Work out the number of lines containing "phase". Answer with nothing but that number.

> [PROVIDED MATERIAL]
-- Start --
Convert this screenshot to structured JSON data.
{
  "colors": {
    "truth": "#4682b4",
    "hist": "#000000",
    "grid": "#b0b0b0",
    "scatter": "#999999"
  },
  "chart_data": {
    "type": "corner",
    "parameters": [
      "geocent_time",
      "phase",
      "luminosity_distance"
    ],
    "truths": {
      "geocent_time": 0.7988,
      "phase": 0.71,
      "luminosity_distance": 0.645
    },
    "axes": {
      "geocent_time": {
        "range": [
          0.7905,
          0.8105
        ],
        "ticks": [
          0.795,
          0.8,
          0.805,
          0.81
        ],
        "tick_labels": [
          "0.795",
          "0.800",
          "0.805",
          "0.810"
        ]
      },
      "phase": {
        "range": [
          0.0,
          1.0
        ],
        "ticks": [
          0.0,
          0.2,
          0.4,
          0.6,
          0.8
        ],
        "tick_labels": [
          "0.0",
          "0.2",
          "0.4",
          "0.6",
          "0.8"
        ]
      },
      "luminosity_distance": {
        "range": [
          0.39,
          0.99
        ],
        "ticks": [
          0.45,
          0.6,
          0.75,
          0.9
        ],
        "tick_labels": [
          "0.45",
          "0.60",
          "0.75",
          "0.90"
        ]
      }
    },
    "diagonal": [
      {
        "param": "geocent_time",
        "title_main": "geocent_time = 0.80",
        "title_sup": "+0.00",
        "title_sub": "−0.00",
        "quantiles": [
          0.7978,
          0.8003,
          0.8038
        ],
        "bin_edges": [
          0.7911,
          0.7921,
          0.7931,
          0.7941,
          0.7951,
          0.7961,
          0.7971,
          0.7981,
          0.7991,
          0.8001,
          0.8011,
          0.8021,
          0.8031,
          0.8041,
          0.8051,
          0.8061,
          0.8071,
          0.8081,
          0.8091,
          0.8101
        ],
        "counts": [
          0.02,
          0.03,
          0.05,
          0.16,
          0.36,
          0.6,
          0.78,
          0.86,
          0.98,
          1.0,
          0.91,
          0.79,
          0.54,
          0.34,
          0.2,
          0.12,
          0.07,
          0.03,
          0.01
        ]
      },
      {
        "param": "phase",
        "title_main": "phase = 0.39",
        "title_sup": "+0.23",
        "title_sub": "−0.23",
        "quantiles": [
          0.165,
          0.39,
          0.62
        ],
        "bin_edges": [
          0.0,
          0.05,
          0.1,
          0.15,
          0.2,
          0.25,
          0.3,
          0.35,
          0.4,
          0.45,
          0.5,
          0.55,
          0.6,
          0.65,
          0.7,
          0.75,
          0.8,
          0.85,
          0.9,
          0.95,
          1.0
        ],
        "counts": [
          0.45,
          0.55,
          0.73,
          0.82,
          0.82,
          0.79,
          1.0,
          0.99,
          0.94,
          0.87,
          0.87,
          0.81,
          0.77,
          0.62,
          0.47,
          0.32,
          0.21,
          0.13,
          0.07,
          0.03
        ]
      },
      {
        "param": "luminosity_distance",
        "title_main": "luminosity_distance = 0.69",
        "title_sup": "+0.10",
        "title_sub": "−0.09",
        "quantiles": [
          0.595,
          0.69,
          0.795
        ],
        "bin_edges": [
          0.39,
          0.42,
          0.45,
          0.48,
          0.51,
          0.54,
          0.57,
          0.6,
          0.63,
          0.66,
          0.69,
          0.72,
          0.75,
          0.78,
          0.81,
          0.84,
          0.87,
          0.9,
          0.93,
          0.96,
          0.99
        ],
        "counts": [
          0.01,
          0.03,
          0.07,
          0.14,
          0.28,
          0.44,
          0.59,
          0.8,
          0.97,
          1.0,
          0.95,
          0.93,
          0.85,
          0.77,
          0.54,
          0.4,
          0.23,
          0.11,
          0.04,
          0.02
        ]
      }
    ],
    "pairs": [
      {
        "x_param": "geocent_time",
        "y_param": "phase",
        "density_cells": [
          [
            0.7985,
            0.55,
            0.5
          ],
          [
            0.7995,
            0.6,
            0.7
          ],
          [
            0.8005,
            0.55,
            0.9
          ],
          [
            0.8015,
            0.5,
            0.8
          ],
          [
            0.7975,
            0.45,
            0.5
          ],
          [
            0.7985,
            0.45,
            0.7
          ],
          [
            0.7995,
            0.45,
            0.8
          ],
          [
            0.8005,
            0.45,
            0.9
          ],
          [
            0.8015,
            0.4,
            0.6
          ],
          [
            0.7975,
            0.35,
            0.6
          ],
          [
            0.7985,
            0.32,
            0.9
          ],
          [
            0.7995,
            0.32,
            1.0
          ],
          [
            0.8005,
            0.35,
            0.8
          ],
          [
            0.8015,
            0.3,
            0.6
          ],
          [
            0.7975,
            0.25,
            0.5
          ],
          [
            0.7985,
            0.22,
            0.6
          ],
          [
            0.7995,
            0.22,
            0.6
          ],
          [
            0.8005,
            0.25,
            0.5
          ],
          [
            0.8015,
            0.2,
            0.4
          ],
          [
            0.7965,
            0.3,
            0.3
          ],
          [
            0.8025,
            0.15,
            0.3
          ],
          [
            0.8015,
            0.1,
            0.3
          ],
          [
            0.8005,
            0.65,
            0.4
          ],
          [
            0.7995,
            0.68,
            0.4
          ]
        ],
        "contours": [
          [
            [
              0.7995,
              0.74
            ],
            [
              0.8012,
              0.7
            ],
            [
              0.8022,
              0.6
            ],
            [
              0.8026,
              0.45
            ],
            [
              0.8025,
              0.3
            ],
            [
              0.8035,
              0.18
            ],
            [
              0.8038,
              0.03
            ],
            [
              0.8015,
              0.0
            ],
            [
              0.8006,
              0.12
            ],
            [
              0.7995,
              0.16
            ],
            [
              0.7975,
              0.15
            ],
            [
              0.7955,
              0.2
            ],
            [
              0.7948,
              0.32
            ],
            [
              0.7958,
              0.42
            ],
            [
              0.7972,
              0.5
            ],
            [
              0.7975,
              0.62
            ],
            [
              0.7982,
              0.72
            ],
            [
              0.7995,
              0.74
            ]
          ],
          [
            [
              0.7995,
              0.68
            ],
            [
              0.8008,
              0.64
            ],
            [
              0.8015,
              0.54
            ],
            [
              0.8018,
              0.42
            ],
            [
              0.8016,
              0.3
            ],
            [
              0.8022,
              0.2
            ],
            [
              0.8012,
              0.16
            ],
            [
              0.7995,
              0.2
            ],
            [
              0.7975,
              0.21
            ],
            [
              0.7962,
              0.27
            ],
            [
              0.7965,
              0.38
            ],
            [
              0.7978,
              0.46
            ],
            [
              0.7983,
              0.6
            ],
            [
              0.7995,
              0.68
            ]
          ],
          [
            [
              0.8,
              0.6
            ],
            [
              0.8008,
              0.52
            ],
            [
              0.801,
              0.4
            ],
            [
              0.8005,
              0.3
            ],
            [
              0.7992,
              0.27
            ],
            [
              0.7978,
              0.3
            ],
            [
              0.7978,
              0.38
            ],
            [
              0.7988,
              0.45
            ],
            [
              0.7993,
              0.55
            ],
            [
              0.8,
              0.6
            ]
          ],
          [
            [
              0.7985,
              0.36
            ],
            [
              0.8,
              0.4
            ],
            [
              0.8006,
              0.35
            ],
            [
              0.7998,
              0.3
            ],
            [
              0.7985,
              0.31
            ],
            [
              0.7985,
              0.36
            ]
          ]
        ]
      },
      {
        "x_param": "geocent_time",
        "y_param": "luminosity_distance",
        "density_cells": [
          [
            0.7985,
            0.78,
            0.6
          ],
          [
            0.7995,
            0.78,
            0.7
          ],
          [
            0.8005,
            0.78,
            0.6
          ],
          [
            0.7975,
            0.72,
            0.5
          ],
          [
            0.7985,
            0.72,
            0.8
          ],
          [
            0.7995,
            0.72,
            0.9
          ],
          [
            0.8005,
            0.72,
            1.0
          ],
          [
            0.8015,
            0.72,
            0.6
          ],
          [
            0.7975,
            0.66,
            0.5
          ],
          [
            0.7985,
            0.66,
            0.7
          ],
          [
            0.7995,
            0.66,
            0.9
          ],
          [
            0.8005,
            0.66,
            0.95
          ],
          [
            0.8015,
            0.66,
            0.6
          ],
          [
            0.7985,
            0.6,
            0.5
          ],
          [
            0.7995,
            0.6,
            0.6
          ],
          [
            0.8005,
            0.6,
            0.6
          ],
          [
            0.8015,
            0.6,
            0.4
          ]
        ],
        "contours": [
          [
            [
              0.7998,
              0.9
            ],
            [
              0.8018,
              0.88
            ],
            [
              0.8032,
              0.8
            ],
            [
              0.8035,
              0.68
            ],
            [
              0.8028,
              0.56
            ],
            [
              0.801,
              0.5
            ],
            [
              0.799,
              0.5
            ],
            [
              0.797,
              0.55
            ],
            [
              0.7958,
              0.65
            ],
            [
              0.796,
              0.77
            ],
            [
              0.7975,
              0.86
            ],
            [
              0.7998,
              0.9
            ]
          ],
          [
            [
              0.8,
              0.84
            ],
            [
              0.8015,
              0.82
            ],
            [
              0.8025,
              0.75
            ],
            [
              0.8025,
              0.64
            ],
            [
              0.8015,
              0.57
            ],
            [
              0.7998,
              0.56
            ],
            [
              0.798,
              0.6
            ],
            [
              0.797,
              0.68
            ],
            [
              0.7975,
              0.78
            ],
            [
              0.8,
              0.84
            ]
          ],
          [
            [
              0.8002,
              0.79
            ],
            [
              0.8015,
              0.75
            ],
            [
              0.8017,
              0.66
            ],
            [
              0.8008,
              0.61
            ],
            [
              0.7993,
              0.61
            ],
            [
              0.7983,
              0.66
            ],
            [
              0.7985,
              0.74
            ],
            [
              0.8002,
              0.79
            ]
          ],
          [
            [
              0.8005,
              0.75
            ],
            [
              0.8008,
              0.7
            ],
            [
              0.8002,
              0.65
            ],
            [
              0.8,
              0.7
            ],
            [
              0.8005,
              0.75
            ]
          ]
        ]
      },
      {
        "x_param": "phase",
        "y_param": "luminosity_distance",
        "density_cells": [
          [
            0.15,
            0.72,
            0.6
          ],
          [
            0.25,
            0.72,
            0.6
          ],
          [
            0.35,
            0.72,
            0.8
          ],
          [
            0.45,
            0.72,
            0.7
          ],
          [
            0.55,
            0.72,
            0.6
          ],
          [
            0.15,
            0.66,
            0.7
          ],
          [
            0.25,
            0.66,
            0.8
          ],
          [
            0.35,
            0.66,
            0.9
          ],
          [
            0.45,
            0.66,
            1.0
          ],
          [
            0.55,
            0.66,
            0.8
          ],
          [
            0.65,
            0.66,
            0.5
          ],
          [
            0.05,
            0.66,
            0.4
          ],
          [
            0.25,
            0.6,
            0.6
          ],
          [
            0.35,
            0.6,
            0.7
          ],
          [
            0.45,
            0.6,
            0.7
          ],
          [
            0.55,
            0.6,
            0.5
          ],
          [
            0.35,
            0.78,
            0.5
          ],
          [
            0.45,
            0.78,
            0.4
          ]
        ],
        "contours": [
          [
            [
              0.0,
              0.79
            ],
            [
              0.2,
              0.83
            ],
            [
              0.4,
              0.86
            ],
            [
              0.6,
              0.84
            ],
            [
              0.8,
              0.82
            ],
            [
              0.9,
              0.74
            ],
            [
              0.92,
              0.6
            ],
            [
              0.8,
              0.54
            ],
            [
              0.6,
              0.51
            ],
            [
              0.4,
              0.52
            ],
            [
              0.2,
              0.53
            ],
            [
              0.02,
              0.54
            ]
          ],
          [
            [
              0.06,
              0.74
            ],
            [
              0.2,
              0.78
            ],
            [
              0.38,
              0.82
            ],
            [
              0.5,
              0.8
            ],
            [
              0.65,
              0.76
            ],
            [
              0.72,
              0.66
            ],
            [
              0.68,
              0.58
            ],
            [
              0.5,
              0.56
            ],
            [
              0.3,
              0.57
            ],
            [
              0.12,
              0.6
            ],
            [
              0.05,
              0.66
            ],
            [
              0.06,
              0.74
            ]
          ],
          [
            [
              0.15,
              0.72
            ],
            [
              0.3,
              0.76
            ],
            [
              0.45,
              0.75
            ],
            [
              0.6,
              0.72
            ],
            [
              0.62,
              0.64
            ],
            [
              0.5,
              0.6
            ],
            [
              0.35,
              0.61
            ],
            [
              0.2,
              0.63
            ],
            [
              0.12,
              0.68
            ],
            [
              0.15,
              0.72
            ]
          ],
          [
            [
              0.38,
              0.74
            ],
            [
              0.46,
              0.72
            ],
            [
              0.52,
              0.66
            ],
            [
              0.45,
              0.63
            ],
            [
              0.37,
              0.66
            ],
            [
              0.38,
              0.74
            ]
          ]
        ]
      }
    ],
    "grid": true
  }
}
-- End --
> [RESULT BELOW] 7